> _TASK_
Each line in the entries below that holds the string "vooral" is to be listed.

[Collection entries]
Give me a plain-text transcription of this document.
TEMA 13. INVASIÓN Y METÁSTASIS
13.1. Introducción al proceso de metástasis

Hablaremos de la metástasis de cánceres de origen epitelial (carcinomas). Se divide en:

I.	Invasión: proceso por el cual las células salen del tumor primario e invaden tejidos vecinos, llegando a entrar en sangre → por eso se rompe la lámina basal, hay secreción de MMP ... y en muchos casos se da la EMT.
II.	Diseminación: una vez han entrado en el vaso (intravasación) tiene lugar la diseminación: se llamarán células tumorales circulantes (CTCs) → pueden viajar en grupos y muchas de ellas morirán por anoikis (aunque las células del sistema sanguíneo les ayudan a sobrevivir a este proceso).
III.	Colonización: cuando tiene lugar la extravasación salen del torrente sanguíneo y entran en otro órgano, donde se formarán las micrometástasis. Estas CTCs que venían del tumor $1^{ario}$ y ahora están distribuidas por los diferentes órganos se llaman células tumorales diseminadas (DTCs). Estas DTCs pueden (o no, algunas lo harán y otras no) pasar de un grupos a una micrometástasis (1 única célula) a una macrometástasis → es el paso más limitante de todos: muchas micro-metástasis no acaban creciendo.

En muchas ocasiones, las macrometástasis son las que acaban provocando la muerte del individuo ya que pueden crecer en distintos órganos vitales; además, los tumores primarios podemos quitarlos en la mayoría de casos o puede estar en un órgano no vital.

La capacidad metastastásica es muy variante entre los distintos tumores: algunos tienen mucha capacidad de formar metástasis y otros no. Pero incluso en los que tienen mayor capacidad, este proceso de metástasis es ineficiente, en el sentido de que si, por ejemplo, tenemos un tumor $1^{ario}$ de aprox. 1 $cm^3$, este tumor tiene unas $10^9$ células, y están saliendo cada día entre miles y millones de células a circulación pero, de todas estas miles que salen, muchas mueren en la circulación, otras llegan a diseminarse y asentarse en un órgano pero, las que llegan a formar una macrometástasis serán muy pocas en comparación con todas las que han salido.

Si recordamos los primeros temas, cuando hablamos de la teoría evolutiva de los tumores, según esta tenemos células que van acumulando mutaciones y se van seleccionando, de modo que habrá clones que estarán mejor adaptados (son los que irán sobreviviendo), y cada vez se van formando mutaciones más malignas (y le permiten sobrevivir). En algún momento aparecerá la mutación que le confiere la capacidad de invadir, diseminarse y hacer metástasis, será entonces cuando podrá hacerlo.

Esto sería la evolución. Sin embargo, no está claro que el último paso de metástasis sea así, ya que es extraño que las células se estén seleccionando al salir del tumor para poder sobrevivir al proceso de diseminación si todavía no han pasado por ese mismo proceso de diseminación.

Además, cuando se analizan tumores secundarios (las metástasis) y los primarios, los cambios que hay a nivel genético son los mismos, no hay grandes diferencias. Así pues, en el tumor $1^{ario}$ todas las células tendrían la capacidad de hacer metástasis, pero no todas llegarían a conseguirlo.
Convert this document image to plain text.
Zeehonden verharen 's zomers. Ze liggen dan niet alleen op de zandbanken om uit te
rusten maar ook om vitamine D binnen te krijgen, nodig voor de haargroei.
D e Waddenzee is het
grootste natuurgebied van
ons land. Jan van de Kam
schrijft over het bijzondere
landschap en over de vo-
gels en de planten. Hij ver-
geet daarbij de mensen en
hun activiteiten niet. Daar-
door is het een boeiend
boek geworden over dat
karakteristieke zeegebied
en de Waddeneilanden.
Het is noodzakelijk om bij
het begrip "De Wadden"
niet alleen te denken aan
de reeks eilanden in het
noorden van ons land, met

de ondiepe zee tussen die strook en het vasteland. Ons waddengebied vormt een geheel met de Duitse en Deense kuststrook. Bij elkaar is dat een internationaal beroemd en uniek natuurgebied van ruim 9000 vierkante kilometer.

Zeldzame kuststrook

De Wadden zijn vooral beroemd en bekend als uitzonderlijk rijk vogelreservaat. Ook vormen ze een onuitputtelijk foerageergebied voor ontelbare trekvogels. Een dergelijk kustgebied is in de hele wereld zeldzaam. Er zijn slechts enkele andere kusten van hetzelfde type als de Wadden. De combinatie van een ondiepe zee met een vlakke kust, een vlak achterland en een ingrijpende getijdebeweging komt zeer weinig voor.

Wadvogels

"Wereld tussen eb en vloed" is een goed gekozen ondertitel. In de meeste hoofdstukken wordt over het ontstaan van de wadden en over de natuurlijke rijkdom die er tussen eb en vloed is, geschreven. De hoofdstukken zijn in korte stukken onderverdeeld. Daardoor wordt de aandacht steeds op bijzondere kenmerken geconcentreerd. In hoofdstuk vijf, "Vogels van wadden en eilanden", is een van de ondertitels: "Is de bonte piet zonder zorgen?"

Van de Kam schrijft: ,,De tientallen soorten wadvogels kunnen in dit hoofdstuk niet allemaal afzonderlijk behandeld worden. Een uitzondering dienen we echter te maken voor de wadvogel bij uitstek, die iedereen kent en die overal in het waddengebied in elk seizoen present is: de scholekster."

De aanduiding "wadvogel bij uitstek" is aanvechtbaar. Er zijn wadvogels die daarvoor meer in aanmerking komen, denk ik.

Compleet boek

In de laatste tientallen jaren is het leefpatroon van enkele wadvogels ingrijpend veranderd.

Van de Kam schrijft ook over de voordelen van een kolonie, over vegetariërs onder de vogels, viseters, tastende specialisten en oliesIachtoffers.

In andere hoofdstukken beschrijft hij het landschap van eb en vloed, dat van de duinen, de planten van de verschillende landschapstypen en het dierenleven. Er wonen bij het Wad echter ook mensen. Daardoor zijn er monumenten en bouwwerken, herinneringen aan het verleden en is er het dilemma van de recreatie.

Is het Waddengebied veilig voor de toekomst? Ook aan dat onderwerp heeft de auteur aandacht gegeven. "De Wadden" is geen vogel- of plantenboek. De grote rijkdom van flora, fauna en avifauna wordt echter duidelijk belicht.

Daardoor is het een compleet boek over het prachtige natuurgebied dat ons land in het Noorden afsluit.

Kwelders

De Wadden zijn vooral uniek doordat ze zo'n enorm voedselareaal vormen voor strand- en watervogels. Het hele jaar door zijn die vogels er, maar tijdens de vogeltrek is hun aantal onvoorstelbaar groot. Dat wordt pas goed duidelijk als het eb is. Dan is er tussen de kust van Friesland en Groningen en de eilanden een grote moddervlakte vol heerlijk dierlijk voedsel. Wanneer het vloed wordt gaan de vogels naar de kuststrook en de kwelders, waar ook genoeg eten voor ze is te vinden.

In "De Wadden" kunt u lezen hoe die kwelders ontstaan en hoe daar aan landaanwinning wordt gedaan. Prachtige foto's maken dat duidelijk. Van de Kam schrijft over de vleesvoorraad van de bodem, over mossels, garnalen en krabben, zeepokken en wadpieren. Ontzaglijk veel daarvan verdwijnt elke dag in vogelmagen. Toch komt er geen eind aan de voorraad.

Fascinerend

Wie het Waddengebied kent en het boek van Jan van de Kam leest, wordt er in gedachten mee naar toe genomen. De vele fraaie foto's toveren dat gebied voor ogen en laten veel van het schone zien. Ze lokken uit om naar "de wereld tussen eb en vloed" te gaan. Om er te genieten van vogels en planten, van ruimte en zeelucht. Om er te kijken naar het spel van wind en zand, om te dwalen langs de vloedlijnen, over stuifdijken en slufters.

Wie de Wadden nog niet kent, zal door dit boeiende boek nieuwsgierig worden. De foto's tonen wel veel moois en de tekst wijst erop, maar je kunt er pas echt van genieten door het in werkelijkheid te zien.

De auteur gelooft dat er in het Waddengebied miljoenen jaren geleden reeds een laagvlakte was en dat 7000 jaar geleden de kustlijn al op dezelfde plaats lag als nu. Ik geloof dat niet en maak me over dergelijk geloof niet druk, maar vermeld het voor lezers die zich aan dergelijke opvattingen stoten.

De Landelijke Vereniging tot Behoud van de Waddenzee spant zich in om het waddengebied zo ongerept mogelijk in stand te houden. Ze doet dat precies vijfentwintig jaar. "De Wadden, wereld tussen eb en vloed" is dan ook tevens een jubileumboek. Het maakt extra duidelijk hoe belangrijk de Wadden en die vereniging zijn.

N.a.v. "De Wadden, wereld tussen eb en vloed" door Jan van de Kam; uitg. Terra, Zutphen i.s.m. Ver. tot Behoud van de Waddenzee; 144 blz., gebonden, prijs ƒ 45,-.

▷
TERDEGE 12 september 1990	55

> _SOLUTION_
De Wadden zijn vooral beroemd en bekend als uitzonderlijk rijk vogelreservaat. Ook vormen ze een onuitputtelijk foerageergebied voor ontelbare trekvogels. Een dergelijk kustgebied is in de hele wereld zeldzaam. Er zijn slechts enkele andere kusten van hetzelfde type als de Wadden. De combinatie van een ondiepe zee met een vlakke kust, een vlak achterland en een ingrijpende getijdebeweging komt zeer weinig voor.
De Wadden zijn vooral uniek doordat ze zo'n enorm voedselareaal vormen voor strand- en watervogels. Het hele jaar door zijn die vogels er, maar tijdens de vogeltrek is hun aantal onvoorstelbaar groot. Dat wordt pas goed duidelijk als het eb is. Dan is er tussen de kust van Friesland en Groningen en de eilanden een grote moddervlakte vol heerlijk dierlijk voedsel. Wanneer het vloed wordt gaan de vogels naar de kuststrook en de kwelders, waar ook genoeg eten voor ze is te vinden.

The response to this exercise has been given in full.